** Your task **
In the entries below, identify every line with the string "Output" and copy it.

######

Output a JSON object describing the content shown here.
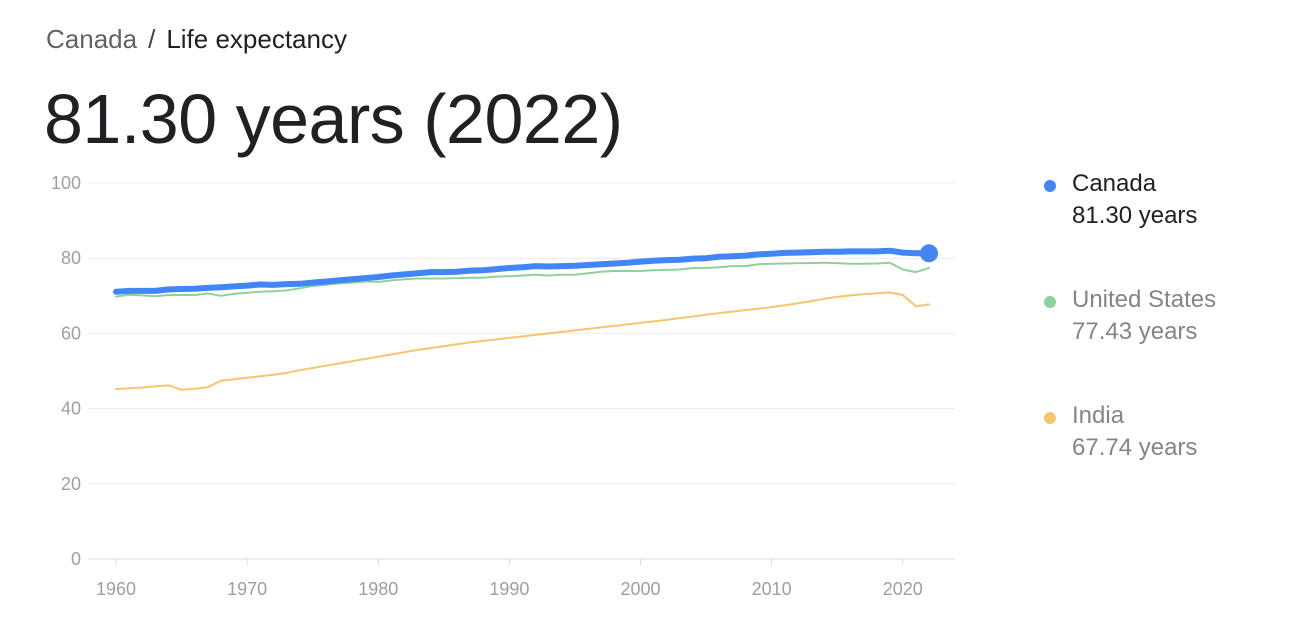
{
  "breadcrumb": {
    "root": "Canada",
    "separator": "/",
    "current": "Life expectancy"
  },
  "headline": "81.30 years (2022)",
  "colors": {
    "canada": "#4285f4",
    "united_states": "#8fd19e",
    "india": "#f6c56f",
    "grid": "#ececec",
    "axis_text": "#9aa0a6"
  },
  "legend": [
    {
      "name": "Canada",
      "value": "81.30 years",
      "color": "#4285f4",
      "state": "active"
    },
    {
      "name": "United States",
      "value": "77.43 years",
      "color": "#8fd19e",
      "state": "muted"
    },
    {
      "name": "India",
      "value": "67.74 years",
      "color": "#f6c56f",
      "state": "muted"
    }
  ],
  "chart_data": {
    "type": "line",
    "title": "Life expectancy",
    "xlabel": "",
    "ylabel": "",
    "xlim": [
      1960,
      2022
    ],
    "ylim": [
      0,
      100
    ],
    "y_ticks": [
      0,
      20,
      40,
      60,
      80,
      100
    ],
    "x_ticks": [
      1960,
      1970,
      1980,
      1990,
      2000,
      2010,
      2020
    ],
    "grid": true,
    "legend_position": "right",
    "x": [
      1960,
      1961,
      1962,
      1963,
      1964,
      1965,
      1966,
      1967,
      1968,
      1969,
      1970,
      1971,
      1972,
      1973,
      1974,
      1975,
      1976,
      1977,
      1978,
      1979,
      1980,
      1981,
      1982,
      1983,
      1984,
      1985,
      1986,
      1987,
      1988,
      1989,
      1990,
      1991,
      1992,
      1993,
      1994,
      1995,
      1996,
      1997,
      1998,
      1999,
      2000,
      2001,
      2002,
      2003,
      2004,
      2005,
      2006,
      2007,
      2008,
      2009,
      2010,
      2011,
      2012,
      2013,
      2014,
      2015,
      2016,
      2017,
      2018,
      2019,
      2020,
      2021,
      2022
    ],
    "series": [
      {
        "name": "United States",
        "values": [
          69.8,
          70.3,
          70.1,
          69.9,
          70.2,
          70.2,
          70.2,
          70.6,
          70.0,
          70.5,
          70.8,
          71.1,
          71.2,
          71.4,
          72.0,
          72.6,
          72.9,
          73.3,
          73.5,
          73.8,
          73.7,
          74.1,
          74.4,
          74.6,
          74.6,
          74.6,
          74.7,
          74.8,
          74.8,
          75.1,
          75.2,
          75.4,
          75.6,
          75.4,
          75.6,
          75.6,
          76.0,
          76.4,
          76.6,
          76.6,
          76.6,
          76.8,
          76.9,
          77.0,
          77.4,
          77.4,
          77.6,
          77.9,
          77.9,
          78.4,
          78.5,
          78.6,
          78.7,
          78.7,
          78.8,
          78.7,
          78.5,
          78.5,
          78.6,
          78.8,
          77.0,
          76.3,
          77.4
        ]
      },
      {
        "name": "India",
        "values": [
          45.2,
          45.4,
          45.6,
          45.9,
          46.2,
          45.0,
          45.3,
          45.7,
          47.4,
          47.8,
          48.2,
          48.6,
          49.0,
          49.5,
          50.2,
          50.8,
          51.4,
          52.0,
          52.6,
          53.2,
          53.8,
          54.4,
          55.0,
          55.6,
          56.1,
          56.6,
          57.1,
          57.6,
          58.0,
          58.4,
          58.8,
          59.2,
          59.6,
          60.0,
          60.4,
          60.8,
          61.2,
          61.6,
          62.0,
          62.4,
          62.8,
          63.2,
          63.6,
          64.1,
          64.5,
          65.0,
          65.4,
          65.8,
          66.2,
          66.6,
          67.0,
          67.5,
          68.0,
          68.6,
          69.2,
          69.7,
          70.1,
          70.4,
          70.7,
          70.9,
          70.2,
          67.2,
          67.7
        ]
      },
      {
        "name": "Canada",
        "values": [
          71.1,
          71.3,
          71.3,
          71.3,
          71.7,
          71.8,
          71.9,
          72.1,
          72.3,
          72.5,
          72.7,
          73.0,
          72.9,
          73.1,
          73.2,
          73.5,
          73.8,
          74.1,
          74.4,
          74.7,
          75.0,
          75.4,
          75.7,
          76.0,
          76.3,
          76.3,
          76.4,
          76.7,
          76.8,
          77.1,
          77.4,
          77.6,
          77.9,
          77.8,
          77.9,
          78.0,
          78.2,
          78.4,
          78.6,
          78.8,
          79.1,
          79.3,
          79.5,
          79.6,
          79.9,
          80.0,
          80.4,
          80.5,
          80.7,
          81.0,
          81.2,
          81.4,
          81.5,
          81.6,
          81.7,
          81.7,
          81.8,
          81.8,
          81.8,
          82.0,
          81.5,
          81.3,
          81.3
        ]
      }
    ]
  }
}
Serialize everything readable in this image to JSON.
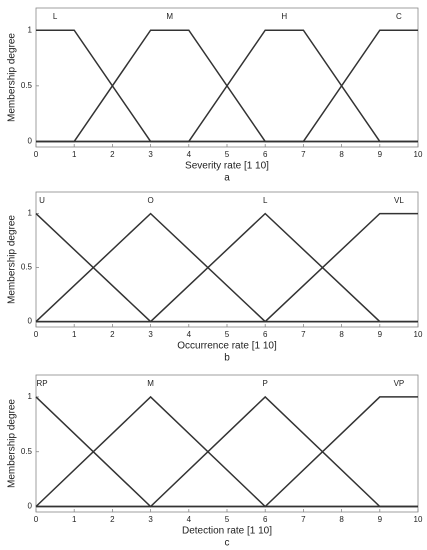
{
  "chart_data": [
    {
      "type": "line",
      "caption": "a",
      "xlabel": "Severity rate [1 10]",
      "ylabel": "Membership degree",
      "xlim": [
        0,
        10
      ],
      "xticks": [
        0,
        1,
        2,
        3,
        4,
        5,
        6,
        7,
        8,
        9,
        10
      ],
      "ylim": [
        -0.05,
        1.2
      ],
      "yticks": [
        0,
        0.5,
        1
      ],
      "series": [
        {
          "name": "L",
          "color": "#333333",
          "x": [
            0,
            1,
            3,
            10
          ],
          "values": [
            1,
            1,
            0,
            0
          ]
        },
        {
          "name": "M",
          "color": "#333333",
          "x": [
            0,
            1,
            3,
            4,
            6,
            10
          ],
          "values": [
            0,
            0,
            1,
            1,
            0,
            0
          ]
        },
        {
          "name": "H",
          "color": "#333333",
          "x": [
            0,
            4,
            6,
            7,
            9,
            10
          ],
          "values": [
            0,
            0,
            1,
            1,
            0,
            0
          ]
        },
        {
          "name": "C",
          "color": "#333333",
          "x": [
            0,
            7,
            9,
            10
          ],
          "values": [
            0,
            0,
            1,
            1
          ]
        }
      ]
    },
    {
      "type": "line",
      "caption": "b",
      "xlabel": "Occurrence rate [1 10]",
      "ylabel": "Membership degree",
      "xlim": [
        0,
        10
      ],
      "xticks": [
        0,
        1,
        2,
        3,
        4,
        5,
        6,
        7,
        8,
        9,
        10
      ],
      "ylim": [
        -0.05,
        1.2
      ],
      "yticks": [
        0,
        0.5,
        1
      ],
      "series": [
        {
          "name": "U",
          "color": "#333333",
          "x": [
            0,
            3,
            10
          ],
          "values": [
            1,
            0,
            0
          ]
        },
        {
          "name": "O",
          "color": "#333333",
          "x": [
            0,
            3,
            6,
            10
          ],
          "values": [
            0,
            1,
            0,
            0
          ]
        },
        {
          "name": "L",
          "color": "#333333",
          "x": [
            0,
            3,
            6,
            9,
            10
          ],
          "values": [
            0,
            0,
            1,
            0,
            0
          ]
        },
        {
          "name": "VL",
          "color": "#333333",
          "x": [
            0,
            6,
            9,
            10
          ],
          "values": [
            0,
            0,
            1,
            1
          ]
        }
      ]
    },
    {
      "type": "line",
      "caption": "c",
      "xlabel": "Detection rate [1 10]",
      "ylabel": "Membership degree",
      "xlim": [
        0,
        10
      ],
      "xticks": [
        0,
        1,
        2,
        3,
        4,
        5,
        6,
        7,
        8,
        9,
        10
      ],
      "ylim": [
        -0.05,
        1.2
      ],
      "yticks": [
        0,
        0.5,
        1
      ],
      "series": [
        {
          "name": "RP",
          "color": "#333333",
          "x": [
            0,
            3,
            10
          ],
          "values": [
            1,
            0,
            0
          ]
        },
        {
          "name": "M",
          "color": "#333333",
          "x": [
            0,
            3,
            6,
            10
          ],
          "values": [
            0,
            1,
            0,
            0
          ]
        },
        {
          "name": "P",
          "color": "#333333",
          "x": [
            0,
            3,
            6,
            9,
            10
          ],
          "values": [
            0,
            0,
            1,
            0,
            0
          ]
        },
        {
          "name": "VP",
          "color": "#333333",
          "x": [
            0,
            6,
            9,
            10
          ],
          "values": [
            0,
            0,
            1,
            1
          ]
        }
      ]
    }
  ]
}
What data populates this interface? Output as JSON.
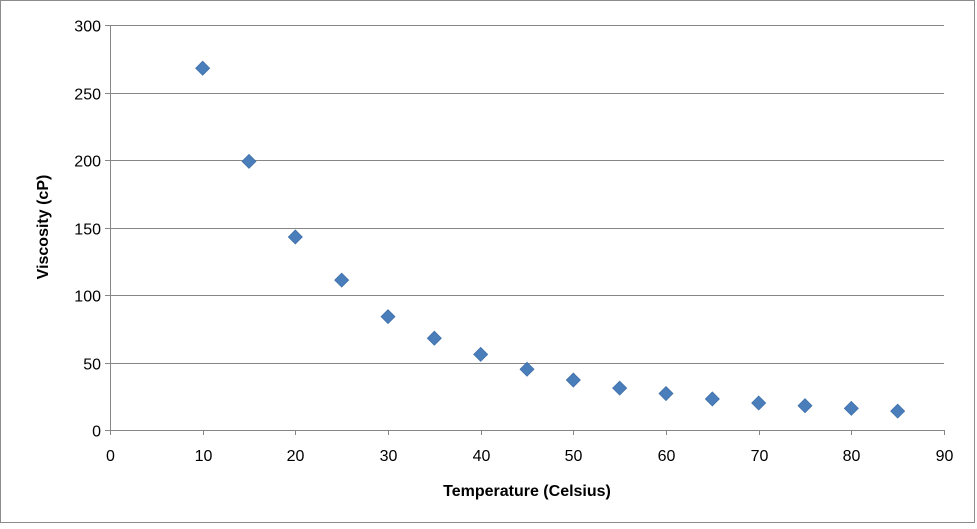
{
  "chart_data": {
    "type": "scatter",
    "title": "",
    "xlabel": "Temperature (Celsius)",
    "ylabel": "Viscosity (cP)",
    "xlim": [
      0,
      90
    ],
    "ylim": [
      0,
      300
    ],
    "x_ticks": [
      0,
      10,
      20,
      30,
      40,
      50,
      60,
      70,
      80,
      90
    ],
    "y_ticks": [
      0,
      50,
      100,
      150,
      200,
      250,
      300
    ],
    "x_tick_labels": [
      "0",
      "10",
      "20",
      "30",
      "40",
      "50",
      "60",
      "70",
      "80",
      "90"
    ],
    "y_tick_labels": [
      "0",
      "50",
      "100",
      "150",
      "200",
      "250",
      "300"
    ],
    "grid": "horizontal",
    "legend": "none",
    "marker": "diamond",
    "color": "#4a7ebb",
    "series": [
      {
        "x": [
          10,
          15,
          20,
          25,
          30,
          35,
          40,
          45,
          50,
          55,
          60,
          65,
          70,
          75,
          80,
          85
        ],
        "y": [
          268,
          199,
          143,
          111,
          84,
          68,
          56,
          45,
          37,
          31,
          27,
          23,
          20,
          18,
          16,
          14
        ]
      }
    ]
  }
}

######

** Result below **
Output a JSON object describing the content shown here.
What data populates this interface? Output as JSON.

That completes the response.